» DIRECTIVES
1) In the well rescue article, rewrite the stretch from "A dog in Redwood" through "on Feb. 16.", changing "springer spaniel" to "Labrador retriever".
2) In the article about the dog rescued from a well, what did Gannicus do when responders lowered a rope to him?
3) Pick up the article about the dog rescued from an unused well after its final sentence and continue it.

Dog's rescue from an unused well serves as a safety reminder

A dog in Redwood County needed to be rescued after it fell into an used well.  (Morgan Fire Department)

A Minnesota dog’s rescue is serving as a reminder to keep unused wells sealed. 

Authorities say Gannicus, a springer spaniel, fell into a well on his family’s newly purchased property in Redwood County on Feb. 16. 

Heather Neid, who had recently moved to the property 10 days before with her family, including two young children and two dogs, said she woke up that morning and let the dogs out like she always does. 

When only one of the dogs returned to the house, Heather began to worry. She could hear Gannicus barking, but he was not coming home. Fearing a car may have hit him, Heather went out to find him. That is when she heard her dog barking at the bottom of the well. 

Responders from Redwood County and the Morgan Fire Department quickly arrived at the scene and began to get Gannicus out of the well, which was nearly 20 inches wide and 30 feet deep. 

Initially, responders say they were unsure they would be able to get the pup out. Lucky for them, when they lowered a rope down he clamped onto it and didn’t let go as he was lifted out to safety.

"This incident could have been much, much worse," Robert Nielsen, a district hydrologist with the Minnesota Department of Health’s Well Management Program, said in a release. "We can all be thankful that it was Gannicus that ‘discovered’ the well, and that he was able to be rescued quickly."

» SUPPLIED DATA
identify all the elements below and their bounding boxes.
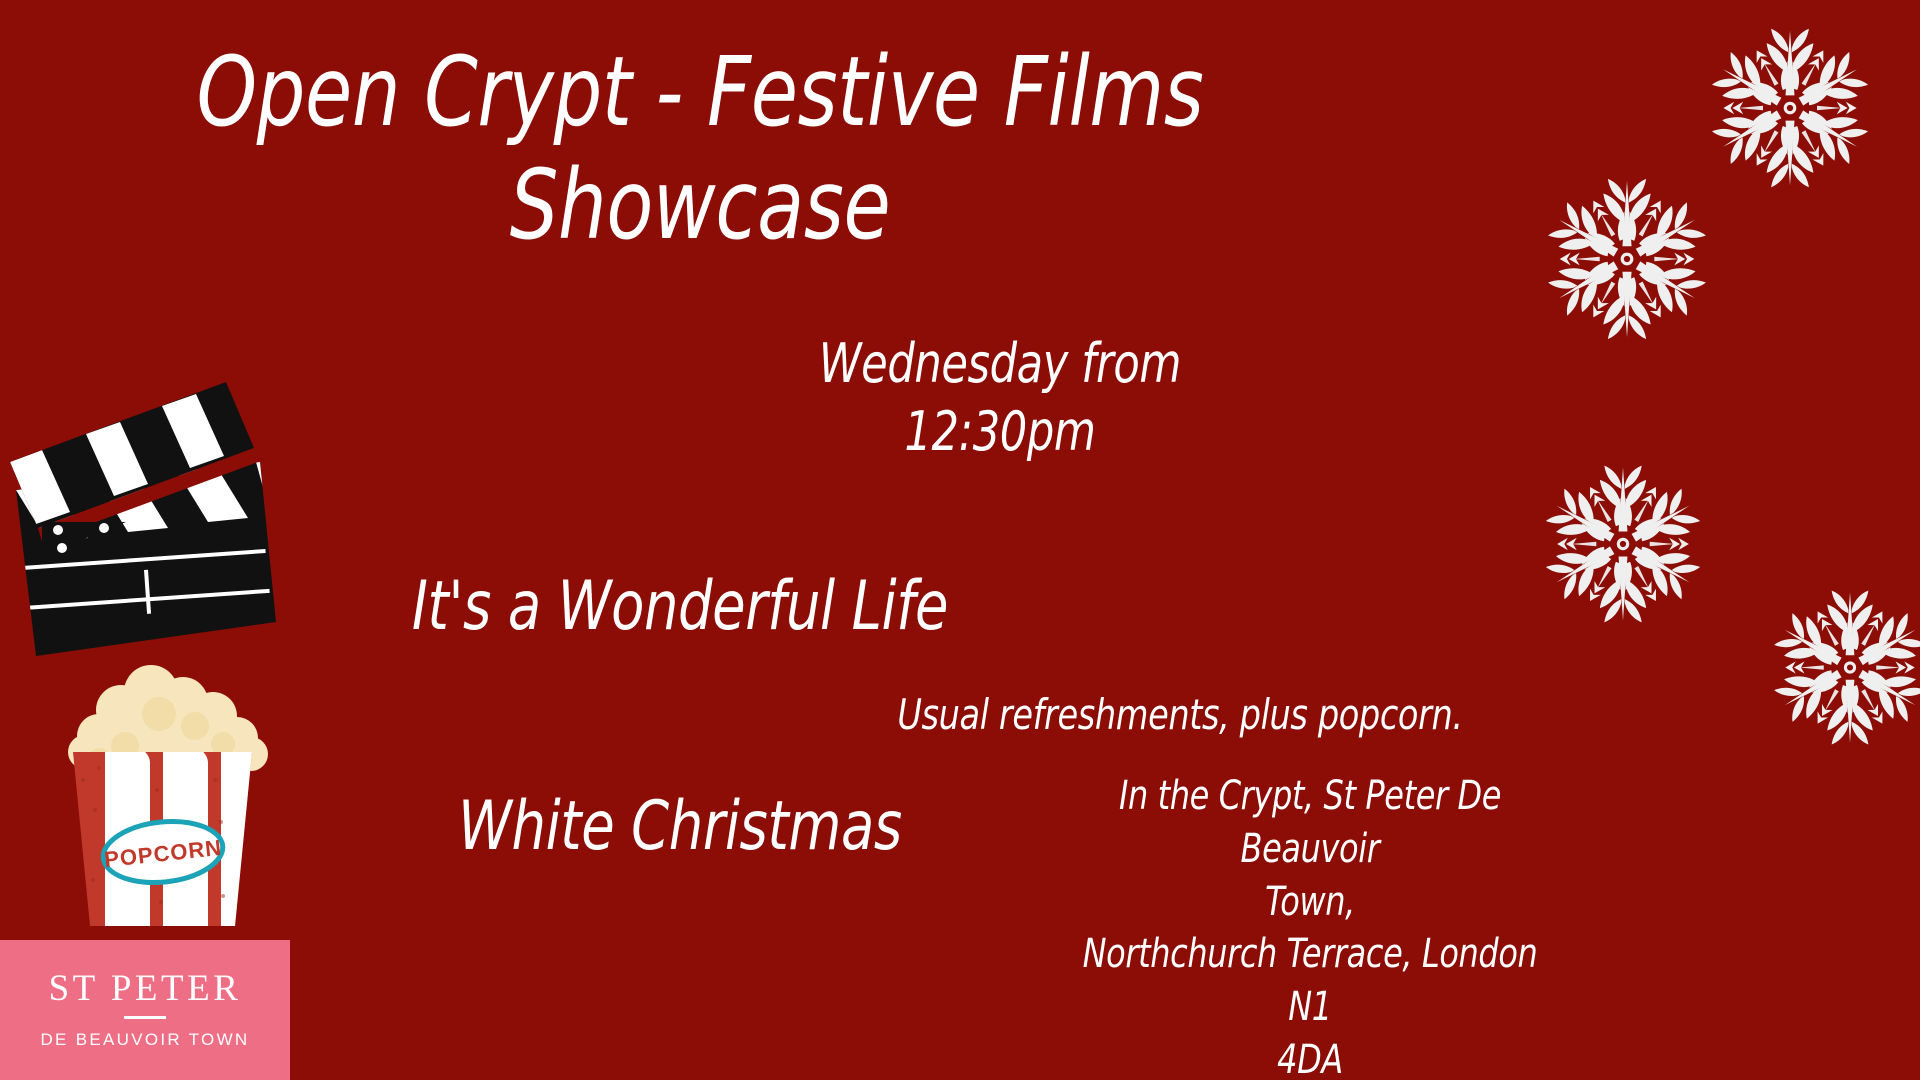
event-datetime: Wednesday from 12:30pm	[760, 330, 1240, 465]
logo-divider	[124, 1016, 166, 1019]
page-title: Open Crypt - Festive Films Showcase	[140, 36, 1260, 263]
clapperboard-icon	[8, 370, 298, 670]
logo-primary-text: ST PETER	[49, 970, 242, 1007]
st-peter-logo: ST PETER DE BEAUVOIR TOWN	[0, 940, 290, 1080]
venue-address: In the Crypt, St Peter De Beauvoir Town,…	[1062, 770, 1558, 1080]
poster-canvas: POPCORN Open Crypt - Festive Films Showc…	[0, 0, 1920, 1080]
snowflake-icon-2	[1528, 168, 1726, 350]
snowflake-icon-1	[1700, 18, 1880, 198]
popcorn-icon: POPCORN	[55, 640, 270, 930]
snowflake-icon-3	[1528, 455, 1718, 633]
film-title-1: It's a Wonderful Life	[280, 570, 1080, 645]
film-title-2: White Christmas	[280, 790, 1080, 865]
refreshments-note: Usual refreshments, plus popcorn.	[876, 690, 1484, 740]
snowflake-icon-4	[1760, 580, 1920, 755]
logo-secondary-text: DE BEAUVOIR TOWN	[40, 1030, 249, 1050]
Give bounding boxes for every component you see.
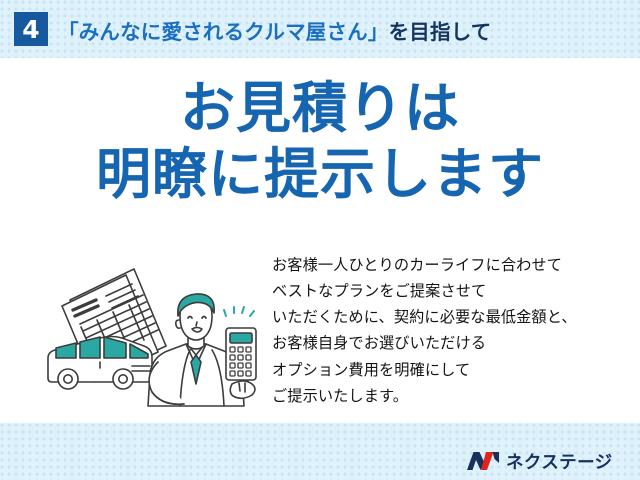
header-title-tail: を目指して [389, 15, 492, 45]
body-copy-line: ご提示いたします。 [272, 383, 634, 409]
body-copy-line: オプション費用を明確にして [272, 357, 634, 383]
headline: お見積りは 明瞭に提示します [0, 78, 640, 205]
promo-slide: 4 「みんなに愛されるクルマ屋さん」 を目指して お見積りは 明瞭に提示します … [0, 0, 640, 480]
header-title: 「みんなに愛されるクルマ屋さん」 を目指して [58, 14, 491, 46]
body-copy-line: お客様一人ひとりのカーライフに合わせて [272, 252, 634, 278]
body-copy: お客様一人ひとりのカーライフに合わせて ベストなプランをご提案させて いただくた… [272, 252, 634, 409]
body-copy-line: お客様自身でお選びいただける [272, 330, 634, 356]
sparkle-icon [224, 307, 254, 316]
headline-line-1: お見積りは [0, 78, 640, 140]
body-copy-line: いただくために、契約に必要な最低金額と、 [272, 304, 634, 330]
van-icon [48, 337, 152, 390]
nextage-n-mark-icon [466, 450, 500, 472]
calculator-icon [226, 328, 256, 380]
header-title-quoted: 「みんなに愛されるクルマ屋さん」 [58, 15, 389, 45]
body-copy-line: ベストなプランをご提案させて [272, 278, 634, 304]
sales-staff-illustration [40, 258, 275, 418]
header: 4 「みんなに愛されるクルマ屋さん」 を目指して [0, 0, 640, 58]
illustration-artwork [40, 258, 275, 418]
headline-line-2: 明瞭に提示します [0, 144, 640, 206]
brand-logo: ネクステージ [466, 448, 613, 474]
step-number-badge: 4 [14, 12, 48, 46]
brand-name: ネクステージ [506, 449, 613, 474]
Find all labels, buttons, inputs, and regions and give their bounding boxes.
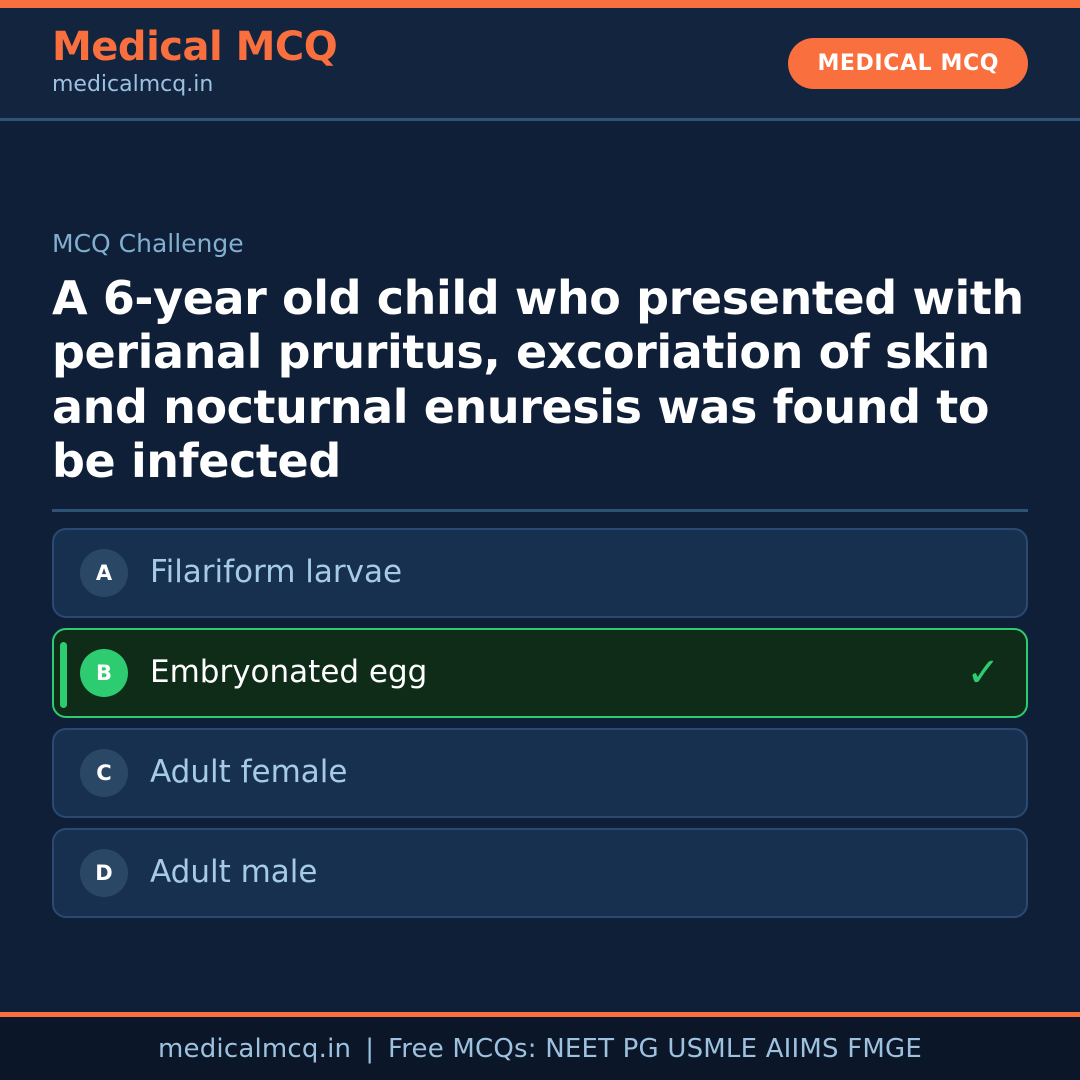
option-b[interactable]: B Embryonated egg ✓ xyxy=(52,628,1028,718)
option-label: Embryonated egg xyxy=(150,654,427,691)
option-letter-badge: C xyxy=(80,749,128,797)
option-letter-badge: A xyxy=(80,549,128,597)
option-label: Adult male xyxy=(150,854,318,891)
header: Medical MCQ medicalmcq.in MEDICAL MCQ xyxy=(0,8,1080,121)
options-list: A Filariform larvae B Embryonated egg ✓ … xyxy=(52,528,1028,918)
question-text: A 6-year old child who presented with pe… xyxy=(52,271,1028,488)
brand-block: Medical MCQ medicalmcq.in xyxy=(52,26,337,100)
option-label: Adult female xyxy=(150,754,347,791)
correct-accent-bar xyxy=(60,642,67,708)
option-a[interactable]: A Filariform larvae xyxy=(52,528,1028,618)
option-d[interactable]: D Adult male xyxy=(52,828,1028,918)
top-accent-rule xyxy=(0,0,1080,8)
eyebrow-label: MCQ Challenge xyxy=(52,229,1028,259)
option-label: Filariform larvae xyxy=(150,554,402,591)
option-c[interactable]: C Adult female xyxy=(52,728,1028,818)
brand-title: Medical MCQ xyxy=(52,26,337,68)
option-letter-badge: B xyxy=(80,649,128,697)
question-divider xyxy=(52,509,1028,512)
mcq-card: Medical MCQ medicalmcq.in MEDICAL MCQ MC… xyxy=(0,0,1080,1080)
option-letter-badge: D xyxy=(80,849,128,897)
footer: medicalmcq.in | Free MCQs: NEET PG USMLE… xyxy=(0,1012,1080,1080)
check-icon: ✓ xyxy=(966,653,1000,693)
brand-url: medicalmcq.in xyxy=(52,71,337,100)
footer-separator: | xyxy=(351,1034,388,1064)
footer-site: medicalmcq.in xyxy=(158,1034,351,1064)
main-content: MCQ Challenge A 6-year old child who pre… xyxy=(0,121,1080,1012)
footer-exams: Free MCQs: NEET PG USMLE AIIMS FMGE xyxy=(388,1034,922,1064)
brand-pill-badge: MEDICAL MCQ xyxy=(788,38,1028,89)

» OUTPUTS BY TASK
1)
A dog in Redwood County needed to be rescued after it fell into an used well.  (Morgan Fire Department)

A Minnesota dog’s rescue is serving as a reminder to keep unused wells sealed. 

Authorities say Gannicus, a Labrador retriever, fell into a well on his family’s newly purchased property in Redwood County on Feb. 16.

2) He clamped onto the rope and didn't let go as he was lifted out to safety.

3)
The Minnesota Department of Health is using the incident to remind the public to seal up all unused wells. 

In this case, the Neid family had just purchased the property and were unaware of the well’s existence. 

"Our paramount concern with unused wells is the potential physical hazard presented by an open well," Nielsen said. "We’ve had several stories of wildlife or pets falling into wells or well pits, but thankfully none involving a person. Unused wells also pose a threat to groundwater and human health through contamination."

MDH says some best practices for unused wells are:

  • Minnesota statute and rule require that unused, unsealed wells must be sealed by a licensed well contractor.
  • Property owners SHOULD NOT attempt to fill an unused well themselves – it MUST be done by a licensed well contractor.
  • A well owner is always given the option to place an unused well back in service, but often this isn’t feasible because the well’s condition has deteriorated beyond repair.
  • Minnesota law requires the seller of property to provide information to the buyer and the state (MDH) about the location and status of all wells on the property.
  • Status is divided into three categories: In-use, Not-in-use, and Sealed by a licensed well contractor.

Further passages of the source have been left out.